Exercise material:
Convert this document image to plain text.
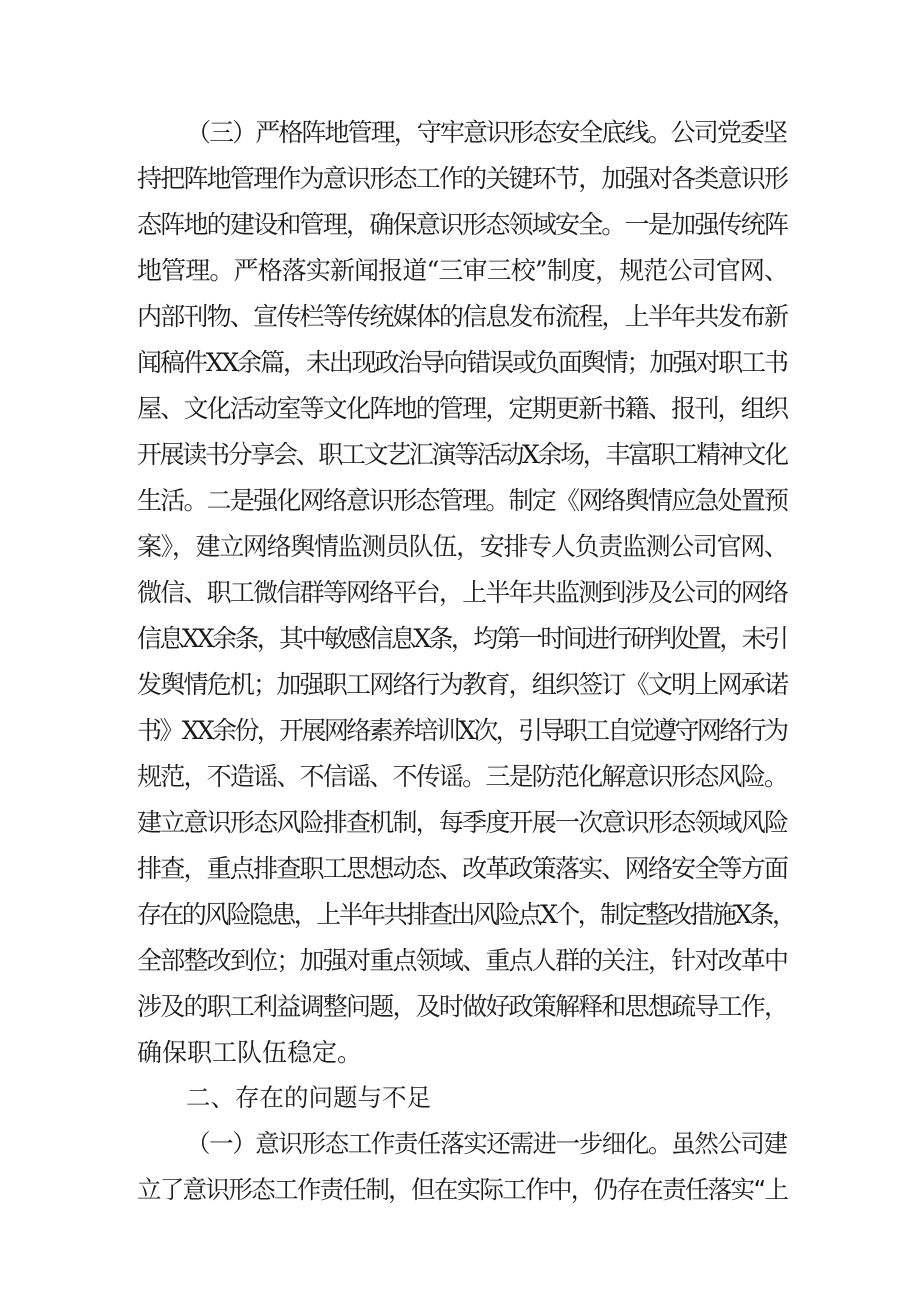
（三）严格阵地管理，守牢意识形态安全底线。公司党委坚

持把阵地管理作为意识形态工作的关键环节，加强对各类意识形

态阵地的建设和管理，确保意识形态领域安全。一是加强传统阵

地管理。严格落实新闻报道“三审三校”制度，规范公司官网、

内部刊物、宣传栏等传统媒体的信息发布流程，上半年共发布新

闻稿件XX余篇，未出现政治导向错误或负面舆情；加强对职工书

屋、文化活动室等文化阵地的管理，定期更新书籍、报刊，组织

开展读书分享会、职工文艺汇演等活动X余场，丰富职工精神文化

生活。二是强化网络意识形态管理。制定《网络舆情应急处置预

案》，建立网络舆情监测员队伍，安排专人负责监测公司官网、

微信、职工微信群等网络平台，上半年共监测到涉及公司的网络

信息XX余条，其中敏感信息X条，均第一时间进行研判处置，未引

发舆情危机；加强职工网络行为教育，组织签订《文明上网承诺

书》XX余份，开展网络素养培训X次，引导职工自觉遵守网络行为

规范，不造谣、不信谣、不传谣。三是防范化解意识形态风险。

建立意识形态风险排查机制，每季度开展一次意识形态领域风险

排查，重点排查职工思想动态、改革政策落实、网络安全等方面

存在的风险隐患，上半年共排查出风险点X个，制定整改措施X条，

全部整改到位；加强对重点领域、重点人群的关注，针对改革中

涉及的职工利益调整问题，及时做好政策解释和思想疏导工作，

确保职工队伍稳定。

二、存在的问题与不足

（一）意识形态工作责任落实还需进一步细化。虽然公司建

立了意识形态工作责任制，但在实际工作中，仍存在责任落实“上
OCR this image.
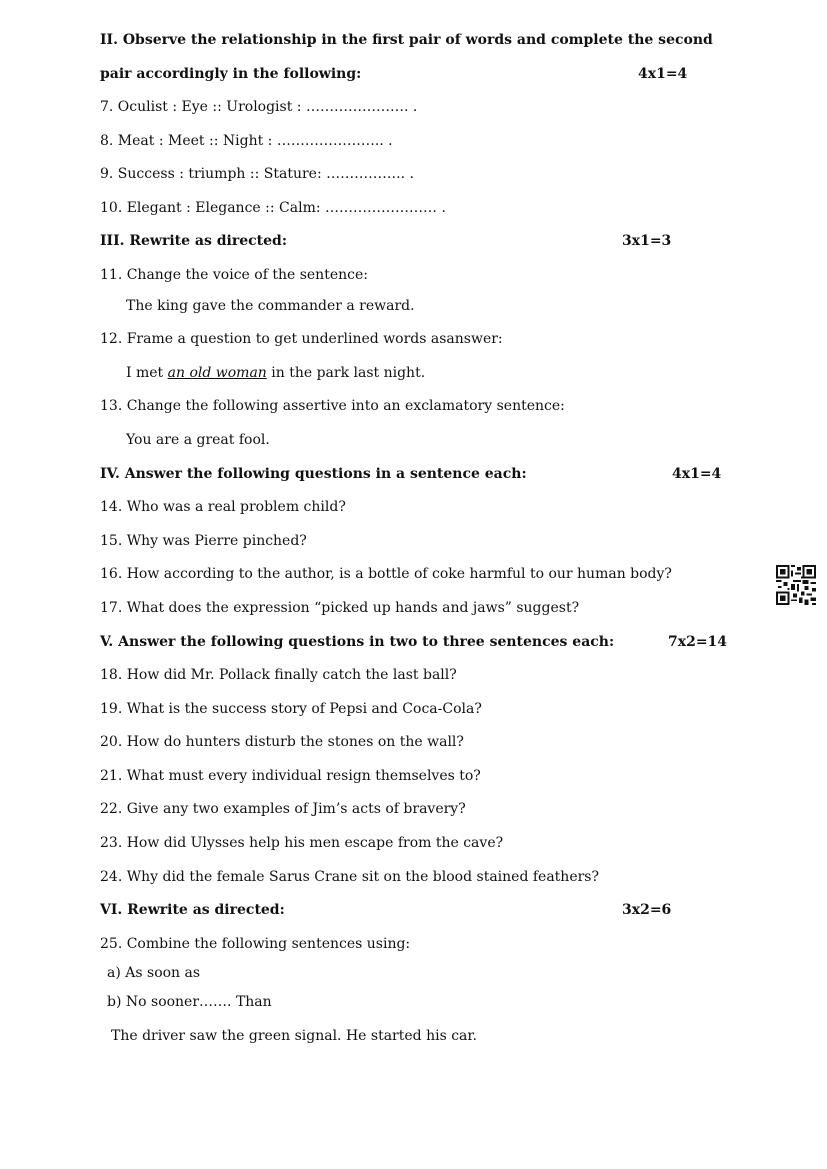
II. Observe the relationship in the first pair of words and complete the second
pair accordingly in the following:	4x1=4
7. Oculist : Eye :: Urologist : …………………. .
8. Meat : Meet :: Night : ………………….. .
9. Success : triumph :: Stature: …………….. .
10. Elegant : Elegance :: Calm: …………………… .
III. Rewrite as directed:	3x1=3
11. Change the voice of the sentence:
The king gave the commander a reward.
12. Frame a question to get underlined words asanswer:
I met an old woman in the park last night.
13. Change the following assertive into an exclamatory sentence:
You are a great fool.
IV. Answer the following questions in a sentence each:	4x1=4
14. Who was a real problem child?
15. Why was Pierre pinched?
16. How according to the author, is a bottle of coke harmful to our human body?
17. What does the expression “picked up hands and jaws” suggest?
V. Answer the following questions in two to three sentences each:	7x2=14
18. How did Mr. Pollack finally catch the last ball?
19. What is the success story of Pepsi and Coca-Cola?
20. How do hunters disturb the stones on the wall?
21. What must every individual resign themselves to?
22. Give any two examples of Jim’s acts of bravery?
23. How did Ulysses help his men escape from the cave?
24. Why did the female Sarus Crane sit on the blood stained feathers?
VI. Rewrite as directed:	3x2=6
25. Combine the following sentences using:
a) As soon as
b) No sooner……. Than
The driver saw the green signal. He started his car.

What is expected: Search the entries for the word "each", then gather every line that has it.

Answer below:
IV. Answer the following questions in a sentence each:	4x1=4
V. Answer the following questions in two to three sentences each:	7x2=14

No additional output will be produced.